Stored data:
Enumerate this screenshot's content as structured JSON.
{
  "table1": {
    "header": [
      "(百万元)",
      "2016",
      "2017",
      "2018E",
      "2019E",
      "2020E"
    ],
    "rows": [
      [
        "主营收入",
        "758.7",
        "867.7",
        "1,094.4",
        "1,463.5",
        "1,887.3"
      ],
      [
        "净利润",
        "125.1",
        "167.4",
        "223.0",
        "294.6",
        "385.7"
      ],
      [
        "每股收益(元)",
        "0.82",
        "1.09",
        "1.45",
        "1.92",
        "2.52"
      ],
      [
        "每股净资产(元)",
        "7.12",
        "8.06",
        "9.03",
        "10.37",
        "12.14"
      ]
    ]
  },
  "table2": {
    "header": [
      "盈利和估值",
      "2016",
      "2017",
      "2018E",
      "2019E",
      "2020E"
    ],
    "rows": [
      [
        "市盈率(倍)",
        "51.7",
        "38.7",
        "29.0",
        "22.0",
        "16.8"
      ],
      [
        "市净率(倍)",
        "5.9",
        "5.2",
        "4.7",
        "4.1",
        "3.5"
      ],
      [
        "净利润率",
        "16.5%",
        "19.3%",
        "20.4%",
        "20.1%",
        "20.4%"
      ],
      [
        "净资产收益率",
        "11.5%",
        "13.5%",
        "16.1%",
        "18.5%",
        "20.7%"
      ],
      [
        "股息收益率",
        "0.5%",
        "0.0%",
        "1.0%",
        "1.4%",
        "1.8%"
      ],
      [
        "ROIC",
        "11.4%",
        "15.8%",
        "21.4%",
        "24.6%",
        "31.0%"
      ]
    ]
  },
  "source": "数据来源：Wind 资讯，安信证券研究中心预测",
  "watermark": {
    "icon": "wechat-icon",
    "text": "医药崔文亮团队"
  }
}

Objective: Every entry must be output again, exactly as written above.

Final answer:
Enumerate this screenshot's content as structured JSON.
{
  "table1": {
    "header": [
      "(百万元)",
      "2016",
      "2017",
      "2018E",
      "2019E",
      "2020E"
    ],
    "rows": [
      [
        "主营收入",
        "758.7",
        "867.7",
        "1,094.4",
        "1,463.5",
        "1,887.3"
      ],
      [
        "净利润",
        "125.1",
        "167.4",
        "223.0",
        "294.6",
        "385.7"
      ],
      [
        "每股收益(元)",
        "0.82",
        "1.09",
        "1.45",
        "1.92",
        "2.52"
      ],
      [
        "每股净资产(元)",
        "7.12",
        "8.06",
        "9.03",
        "10.37",
        "12.14"
      ]
    ]
  },
  "table2": {
    "header": [
      "盈利和估值",
      "2016",
      "2017",
      "2018E",
      "2019E",
      "2020E"
    ],
    "rows": [
      [
        "市盈率(倍)",
        "51.7",
        "38.7",
        "29.0",
        "22.0",
        "16.8"
      ],
      [
        "市净率(倍)",
        "5.9",
        "5.2",
        "4.7",
        "4.1",
        "3.5"
      ],
      [
        "净利润率",
        "16.5%",
        "19.3%",
        "20.4%",
        "20.1%",
        "20.4%"
      ],
      [
        "净资产收益率",
        "11.5%",
        "13.5%",
        "16.1%",
        "18.5%",
        "20.7%"
      ],
      [
        "股息收益率",
        "0.5%",
        "0.0%",
        "1.0%",
        "1.4%",
        "1.8%"
      ],
      [
        "ROIC",
        "11.4%",
        "15.8%",
        "21.4%",
        "24.6%",
        "31.0%"
      ]
    ]
  },
  "source": "数据来源：Wind 资讯，安信证券研究中心预测",
  "watermark": {
    "icon": "wechat-icon",
    "text": "医药崔文亮团队"
  }
}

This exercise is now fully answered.